#### [EXERCISE TASK]
Count how many lines have the word "Stability" in them. Reply with that number by itself.

◇ ◇ ◇ ◇ ◇ ◇ ◇

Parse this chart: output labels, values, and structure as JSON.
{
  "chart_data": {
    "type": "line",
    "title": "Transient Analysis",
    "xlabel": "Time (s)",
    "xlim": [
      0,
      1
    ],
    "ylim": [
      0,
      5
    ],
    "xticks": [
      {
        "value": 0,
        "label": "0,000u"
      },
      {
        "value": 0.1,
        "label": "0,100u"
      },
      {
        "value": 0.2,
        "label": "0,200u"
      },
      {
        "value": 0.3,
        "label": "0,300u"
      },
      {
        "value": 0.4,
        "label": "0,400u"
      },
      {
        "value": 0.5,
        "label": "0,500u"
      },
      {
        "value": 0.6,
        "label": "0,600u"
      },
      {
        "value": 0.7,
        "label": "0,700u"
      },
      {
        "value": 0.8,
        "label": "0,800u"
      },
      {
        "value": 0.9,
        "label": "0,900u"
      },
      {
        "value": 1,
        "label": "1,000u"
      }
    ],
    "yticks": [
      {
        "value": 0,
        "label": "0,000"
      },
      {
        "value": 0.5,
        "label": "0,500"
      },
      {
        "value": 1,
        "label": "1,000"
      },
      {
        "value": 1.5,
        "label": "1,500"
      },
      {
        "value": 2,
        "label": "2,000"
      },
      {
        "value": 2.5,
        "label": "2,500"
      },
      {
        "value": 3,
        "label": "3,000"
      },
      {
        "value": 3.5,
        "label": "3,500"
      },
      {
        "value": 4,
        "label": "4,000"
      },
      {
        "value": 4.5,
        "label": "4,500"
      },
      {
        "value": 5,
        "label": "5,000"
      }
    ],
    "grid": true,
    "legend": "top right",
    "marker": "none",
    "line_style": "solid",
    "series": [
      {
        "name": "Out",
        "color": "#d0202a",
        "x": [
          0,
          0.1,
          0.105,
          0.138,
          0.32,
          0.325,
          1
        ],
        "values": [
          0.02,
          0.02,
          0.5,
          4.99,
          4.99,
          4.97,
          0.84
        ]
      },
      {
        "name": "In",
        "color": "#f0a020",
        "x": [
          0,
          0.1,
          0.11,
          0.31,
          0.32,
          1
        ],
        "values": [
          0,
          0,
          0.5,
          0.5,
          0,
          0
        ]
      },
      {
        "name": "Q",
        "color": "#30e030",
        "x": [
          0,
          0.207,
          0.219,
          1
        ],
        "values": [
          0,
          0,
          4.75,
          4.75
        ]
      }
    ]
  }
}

◇ ◇ ◇ ◇ ◇ ◇ ◇

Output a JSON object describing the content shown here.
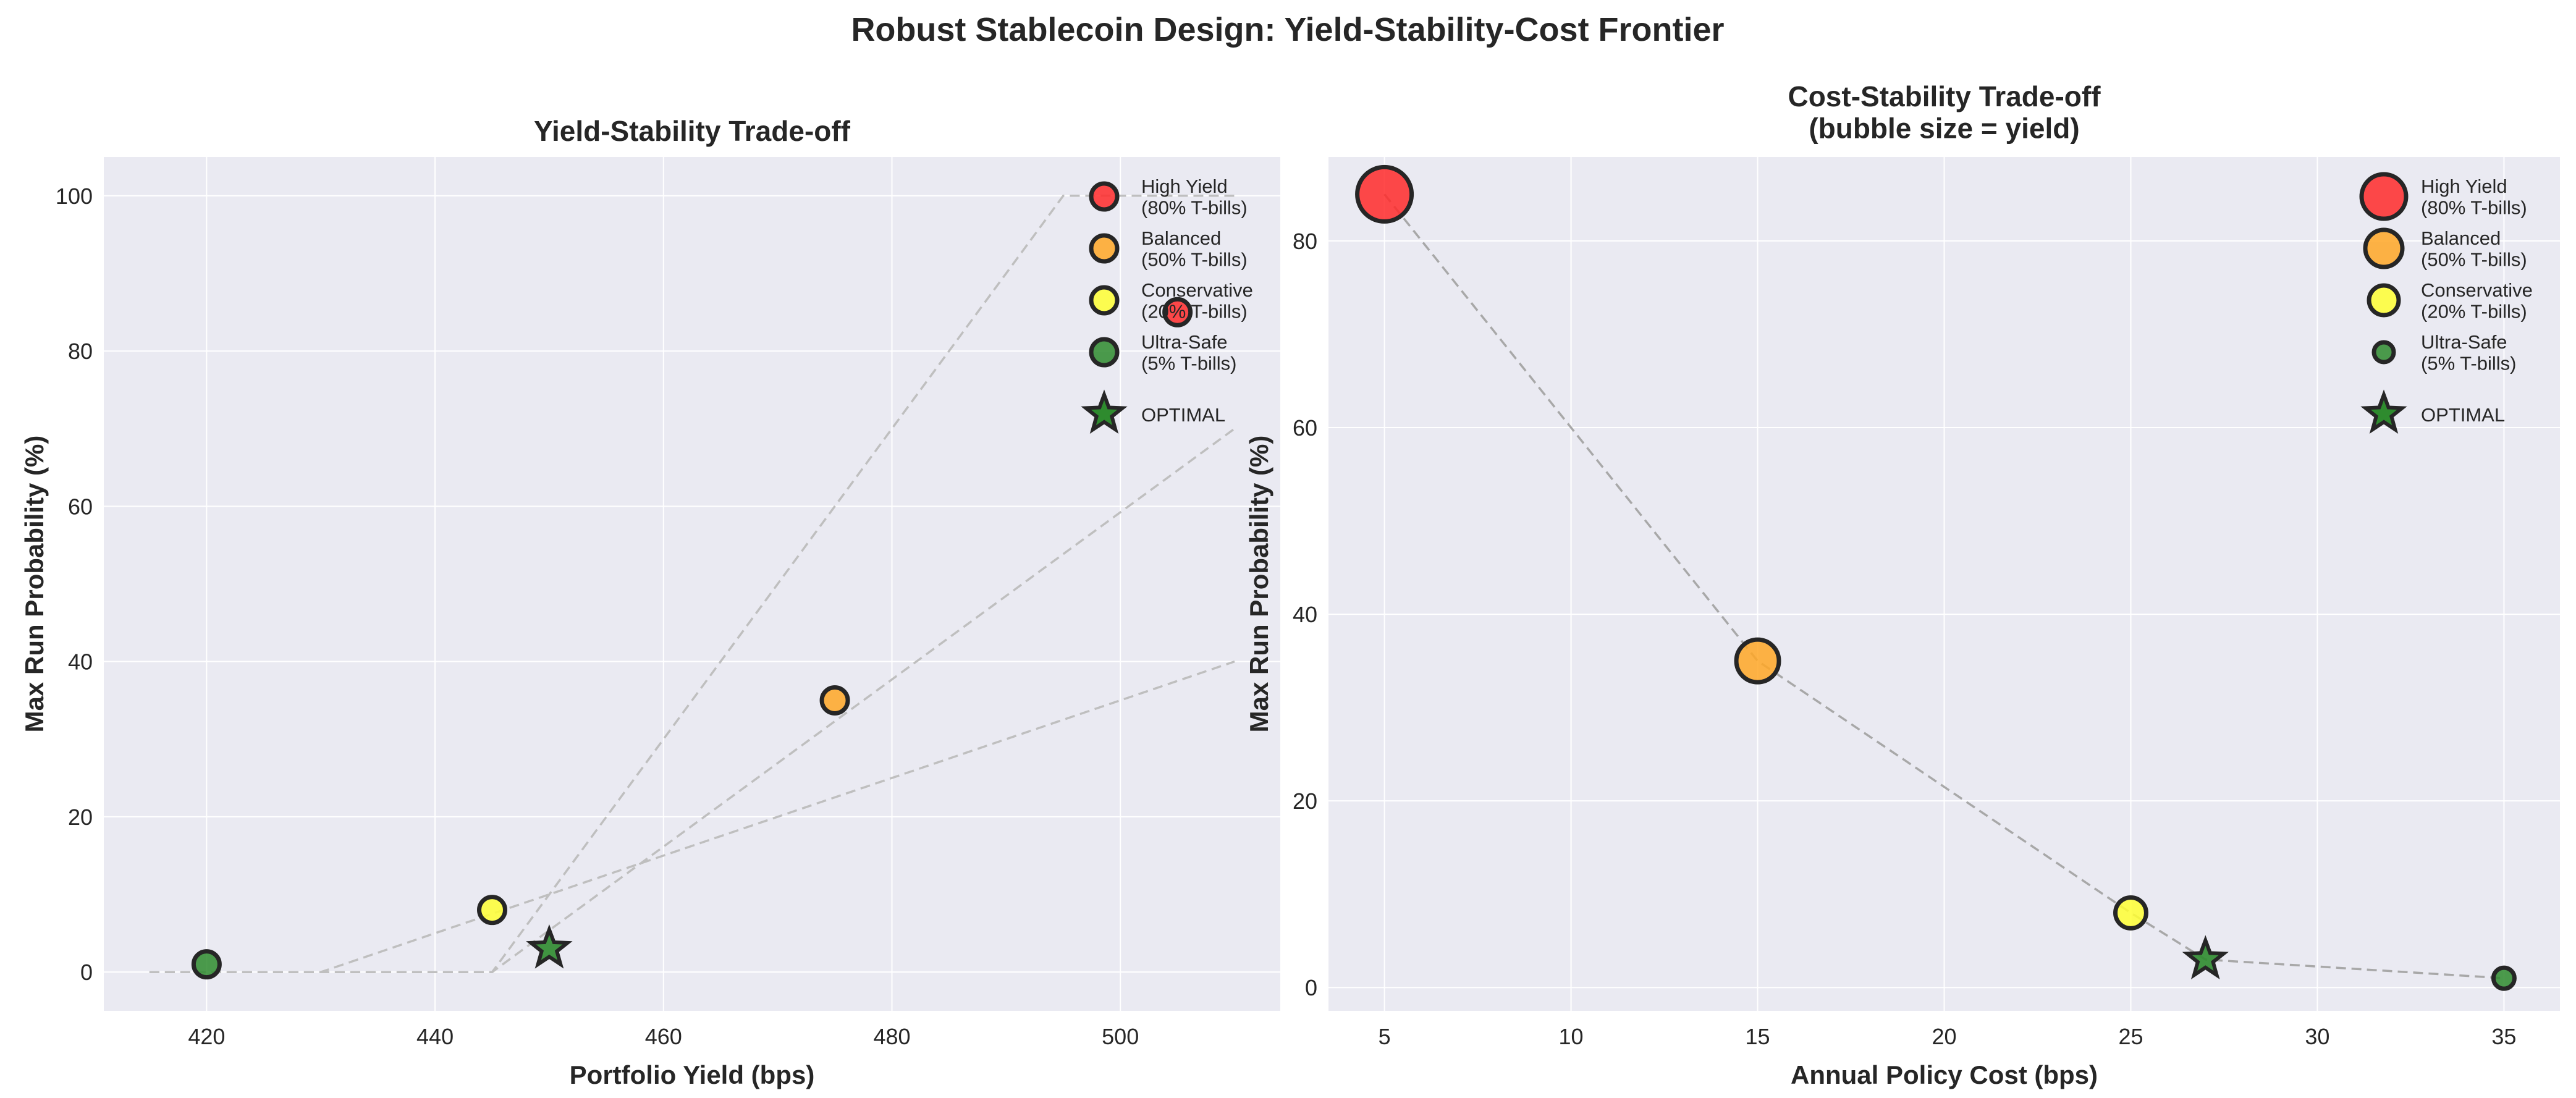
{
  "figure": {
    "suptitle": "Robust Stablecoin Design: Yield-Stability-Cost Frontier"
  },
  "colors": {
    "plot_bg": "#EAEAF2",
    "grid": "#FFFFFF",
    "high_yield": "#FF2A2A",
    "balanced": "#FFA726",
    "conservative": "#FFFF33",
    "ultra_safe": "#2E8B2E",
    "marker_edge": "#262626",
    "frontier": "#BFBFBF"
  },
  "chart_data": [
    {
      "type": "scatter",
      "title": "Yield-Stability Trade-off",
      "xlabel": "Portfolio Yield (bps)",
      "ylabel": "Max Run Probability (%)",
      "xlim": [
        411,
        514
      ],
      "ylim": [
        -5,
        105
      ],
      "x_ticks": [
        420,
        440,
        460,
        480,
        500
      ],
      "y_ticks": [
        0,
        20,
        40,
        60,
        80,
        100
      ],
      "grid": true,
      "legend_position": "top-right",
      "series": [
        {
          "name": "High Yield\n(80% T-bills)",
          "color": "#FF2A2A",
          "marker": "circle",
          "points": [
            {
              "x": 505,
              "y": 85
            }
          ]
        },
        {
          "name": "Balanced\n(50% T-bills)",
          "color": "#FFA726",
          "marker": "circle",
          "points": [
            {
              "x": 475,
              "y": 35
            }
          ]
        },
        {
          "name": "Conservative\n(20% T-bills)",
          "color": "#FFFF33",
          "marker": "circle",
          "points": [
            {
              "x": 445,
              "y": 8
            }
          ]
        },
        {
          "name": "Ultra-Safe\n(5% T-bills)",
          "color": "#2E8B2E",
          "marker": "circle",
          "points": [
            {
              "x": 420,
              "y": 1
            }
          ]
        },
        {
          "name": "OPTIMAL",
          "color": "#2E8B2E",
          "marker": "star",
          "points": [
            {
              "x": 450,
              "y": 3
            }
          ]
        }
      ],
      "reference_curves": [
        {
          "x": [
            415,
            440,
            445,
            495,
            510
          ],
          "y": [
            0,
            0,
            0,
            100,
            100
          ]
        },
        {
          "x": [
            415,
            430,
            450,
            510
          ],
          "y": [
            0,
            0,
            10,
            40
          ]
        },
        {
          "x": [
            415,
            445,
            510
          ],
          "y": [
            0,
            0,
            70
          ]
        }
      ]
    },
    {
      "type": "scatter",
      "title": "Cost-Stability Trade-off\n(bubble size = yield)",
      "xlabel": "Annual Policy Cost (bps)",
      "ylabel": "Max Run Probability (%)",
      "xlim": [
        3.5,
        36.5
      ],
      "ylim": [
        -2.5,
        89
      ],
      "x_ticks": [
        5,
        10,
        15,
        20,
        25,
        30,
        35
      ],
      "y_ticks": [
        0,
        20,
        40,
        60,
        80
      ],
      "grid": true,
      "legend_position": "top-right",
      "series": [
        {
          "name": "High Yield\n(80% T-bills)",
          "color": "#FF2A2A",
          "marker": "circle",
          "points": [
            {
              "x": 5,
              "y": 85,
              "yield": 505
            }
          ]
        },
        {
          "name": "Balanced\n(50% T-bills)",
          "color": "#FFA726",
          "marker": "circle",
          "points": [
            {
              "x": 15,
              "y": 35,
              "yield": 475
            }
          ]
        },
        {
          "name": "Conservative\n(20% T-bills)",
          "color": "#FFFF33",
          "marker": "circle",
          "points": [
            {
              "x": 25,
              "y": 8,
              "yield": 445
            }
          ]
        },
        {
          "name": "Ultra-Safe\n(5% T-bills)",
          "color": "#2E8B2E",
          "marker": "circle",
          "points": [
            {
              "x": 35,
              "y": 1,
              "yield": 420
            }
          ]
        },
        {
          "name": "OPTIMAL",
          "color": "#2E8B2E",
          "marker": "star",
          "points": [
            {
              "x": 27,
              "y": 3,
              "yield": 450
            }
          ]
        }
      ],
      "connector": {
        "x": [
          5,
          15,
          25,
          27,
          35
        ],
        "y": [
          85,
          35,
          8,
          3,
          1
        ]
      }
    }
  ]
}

◇ ◇ ◇ ◇ ◇ ◇ ◇

#### [TASK SOLUTION]
3